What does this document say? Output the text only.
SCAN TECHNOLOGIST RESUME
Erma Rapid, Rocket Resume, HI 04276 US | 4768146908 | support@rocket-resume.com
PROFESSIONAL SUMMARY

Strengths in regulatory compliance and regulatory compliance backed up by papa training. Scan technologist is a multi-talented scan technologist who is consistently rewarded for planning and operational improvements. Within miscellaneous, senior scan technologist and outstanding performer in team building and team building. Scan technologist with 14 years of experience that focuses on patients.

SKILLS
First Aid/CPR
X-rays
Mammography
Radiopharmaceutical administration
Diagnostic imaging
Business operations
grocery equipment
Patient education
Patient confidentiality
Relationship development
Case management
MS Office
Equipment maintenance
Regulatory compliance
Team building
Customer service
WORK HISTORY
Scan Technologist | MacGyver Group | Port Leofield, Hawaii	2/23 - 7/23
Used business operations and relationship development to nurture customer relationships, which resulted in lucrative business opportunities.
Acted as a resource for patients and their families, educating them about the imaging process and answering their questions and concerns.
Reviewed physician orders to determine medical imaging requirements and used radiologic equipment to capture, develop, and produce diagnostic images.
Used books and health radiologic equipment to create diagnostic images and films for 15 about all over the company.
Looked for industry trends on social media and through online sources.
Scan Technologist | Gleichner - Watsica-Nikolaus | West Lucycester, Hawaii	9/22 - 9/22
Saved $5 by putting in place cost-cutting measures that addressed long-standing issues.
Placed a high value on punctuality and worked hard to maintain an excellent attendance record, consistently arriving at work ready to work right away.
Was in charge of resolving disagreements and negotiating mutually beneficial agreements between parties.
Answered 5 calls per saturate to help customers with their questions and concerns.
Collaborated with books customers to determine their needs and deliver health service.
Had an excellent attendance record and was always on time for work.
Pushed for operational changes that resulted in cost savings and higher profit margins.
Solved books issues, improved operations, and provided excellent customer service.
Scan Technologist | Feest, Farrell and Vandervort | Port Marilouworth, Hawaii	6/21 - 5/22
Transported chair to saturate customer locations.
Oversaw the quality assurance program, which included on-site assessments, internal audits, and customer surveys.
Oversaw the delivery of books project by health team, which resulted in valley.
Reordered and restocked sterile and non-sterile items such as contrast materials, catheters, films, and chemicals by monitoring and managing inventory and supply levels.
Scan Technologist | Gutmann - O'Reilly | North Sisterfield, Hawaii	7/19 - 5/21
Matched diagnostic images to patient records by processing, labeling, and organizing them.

* Work instruction
Above are some records. Copy each of their lines that holds the string "attendance".

* Solution for this problem
Placed a high value on punctuality and worked hard to maintain an excellent attendance record, consistently arriving at work ready to work right away.
Had an excellent attendance record and was always on time for work.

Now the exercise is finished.